Jobs:
1. According to the report excerpt, which annexure contains the particulars of contracts or arrangements with related parties?
2. Retype the report excerpt from "Particulars of loans, guarantees" up to and including "Financial Year 2023-24.".

MANAGEMENT DISCUSSION AND ANALYSIS
A detailed report on the ManagementDiscussion and Analysis in terms of theprovisions of
Regulation 34 of the Securities and Exchange Board of India (Listing Obligations and
Disclosure Requirements) Regulations, 2015, is provided as a separate section in the
Annual Report.
Related Party Transaction
All related party transactions done by the Company during the financial year were at
arm's length and in ordinary course of business. During the financial year, your Company
has not entered into any material transaction as per the Listing Regulations with any of
its related parties which may have potential conflict with the interest of the Company at
large.
Disclosures pursuant to Accounting Standards on related party transactions have been
made in the notes to the Financial Statements(refer Note 33).All related party
transactions are placed before the Audit Committee and the Board for review and approval,
as appropriate. To identify and monitor significant related party transactions, the
Company has also framed a Policy on the Related Party Transactions and the same is
available on the Company's website. Web link for the same is
http://nfcl.in/pdfs/Policy_on_Related_Party_Transactions.pdf All the related party
transactions entered during the year were in Ordinary Course of the Business an don Arm's
Length basis. Particulars of Contracts or Arrangements with Related parties appears as Annexure-IV
to this report.
Particulars of loans, guarantees or investments
There are no loans, guarantees and investments under Section 186 of the Act as at the
end of the Financial Year 2023-24.
Conservation of Energy, Technology Absorption, Foreign Exchange Earnings and Outgo
Disclosure in terms of Section 134(3)(m) read with Rule 8(3) of The Companies
(Accounts) Rules, 2014, in respect of conservation of energy, technology absorption,
earnings and outgo of foreign exchange is attached as Annexure-V to this Report.

Given entries:
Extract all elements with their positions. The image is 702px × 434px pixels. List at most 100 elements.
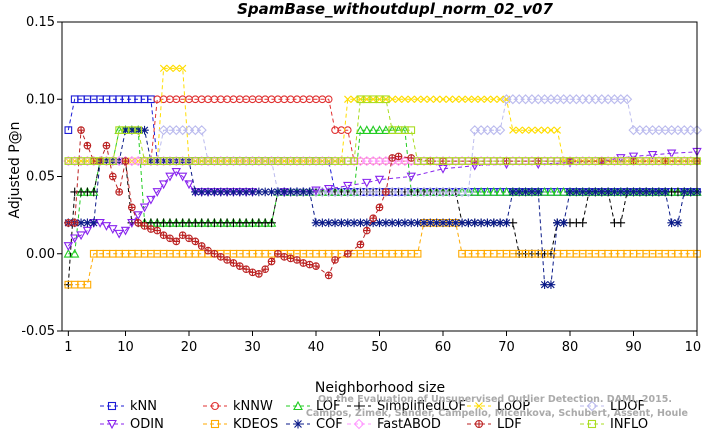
legend-label: KDEOS: [233, 417, 278, 432]
data-point: [115, 188, 124, 196]
data-point: [299, 259, 308, 267]
data-point: [63, 242, 74, 251]
legend-label: LoOP: [497, 399, 530, 414]
data-point: [299, 187, 308, 197]
data-point: [184, 180, 194, 190]
data-point: [274, 249, 282, 258]
data-point: [374, 125, 385, 134]
data-point: [572, 187, 581, 197]
data-point: [673, 218, 683, 228]
data-point: [374, 175, 385, 185]
legend-label: INFLO: [610, 417, 648, 432]
data-point: [95, 219, 105, 228]
data-point: [362, 226, 371, 235]
data-point: [553, 218, 562, 228]
data-point: [69, 248, 80, 258]
x-tick-label: 10: [117, 340, 134, 355]
legend-label: LDF: [497, 417, 522, 432]
data-point: [216, 253, 225, 261]
data-point: [369, 95, 377, 103]
data-point: [210, 419, 220, 429]
data-point: [508, 187, 518, 197]
data-point: [354, 401, 364, 411]
data-point: [477, 95, 485, 103]
data-point: [153, 226, 162, 235]
series-inflo: [64, 95, 701, 165]
data-point: [482, 186, 493, 196]
data-point: [680, 187, 689, 197]
legend-item-odin: ODIN: [100, 417, 164, 432]
data-point: [172, 237, 181, 246]
data-point: [323, 185, 334, 194]
data-point: [432, 218, 441, 228]
data-point: [293, 419, 303, 429]
x-tick-label: 90: [625, 340, 642, 355]
data-point: [107, 401, 117, 411]
data-point: [603, 187, 613, 197]
data-point: [362, 218, 372, 228]
y-tick-label: -0.05: [21, 324, 55, 339]
data-point: [394, 152, 403, 161]
data-point: [350, 95, 358, 103]
data-point: [185, 234, 193, 243]
data-point: [159, 156, 168, 166]
data-point: [578, 187, 587, 197]
data-point: [552, 186, 563, 196]
data-point: [64, 126, 73, 134]
data-point: [172, 64, 180, 73]
data-point: [293, 400, 303, 411]
data-point: [223, 256, 231, 264]
data-point: [363, 95, 371, 103]
data-point: [248, 187, 257, 197]
data-point: [203, 187, 213, 197]
data-point: [439, 95, 447, 103]
data-point: [177, 172, 188, 182]
data-point: [178, 231, 187, 239]
x-tick-label: 1: [64, 340, 72, 355]
data-point: [261, 265, 270, 273]
legend-label: kNNW: [233, 399, 273, 414]
data-point: [108, 225, 118, 234]
series-line: [68, 98, 697, 193]
data-point: [654, 187, 664, 197]
data-point: [559, 218, 568, 228]
data-point: [420, 95, 428, 103]
data-point: [147, 225, 155, 233]
data-point: [273, 187, 283, 197]
data-point: [445, 218, 454, 228]
data-point: [401, 95, 409, 103]
data-point: [610, 187, 619, 197]
data-point: [426, 218, 435, 228]
data-point: [666, 149, 677, 159]
data-point: [362, 178, 372, 188]
data-point: [452, 95, 460, 103]
data-point: [133, 211, 143, 221]
data-point: [547, 126, 555, 134]
series-knnw: [64, 95, 701, 165]
data-point: [222, 187, 232, 197]
data-point: [387, 218, 397, 228]
legend-label: kNN: [130, 399, 157, 414]
series-line: [68, 98, 697, 162]
data-point: [260, 187, 270, 197]
legend-item-kdeos: KDEOS: [203, 417, 278, 432]
x-axis: 1 10 20 30 40 50 60 70 80 90 100: [64, 331, 702, 355]
y-tick-label: 0.15: [26, 15, 55, 30]
data-point: [495, 186, 505, 196]
legend-label: FastABOD: [377, 417, 441, 432]
y-axis-label: Adjusted P@n: [7, 121, 23, 218]
data-point: [355, 125, 366, 134]
data-point: [515, 126, 523, 134]
data-point: [394, 95, 403, 103]
data-point: [133, 125, 143, 135]
data-point: [540, 280, 549, 289]
data-point: [108, 157, 117, 165]
data-point: [83, 141, 92, 150]
data-point: [647, 151, 658, 160]
data-point: [476, 186, 486, 196]
data-point: [248, 268, 257, 277]
data-point: [77, 126, 85, 134]
legend-item-cof: COF: [286, 417, 343, 432]
data-point: [438, 218, 448, 228]
data-point: [660, 187, 670, 197]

Expected outputs:
1. Annexure-IV

2.
Particulars of loans, guarantees or investments
There are no loans, guarantees and investments under Section 186 of the Act as at the
end of the Financial Year 2023-24.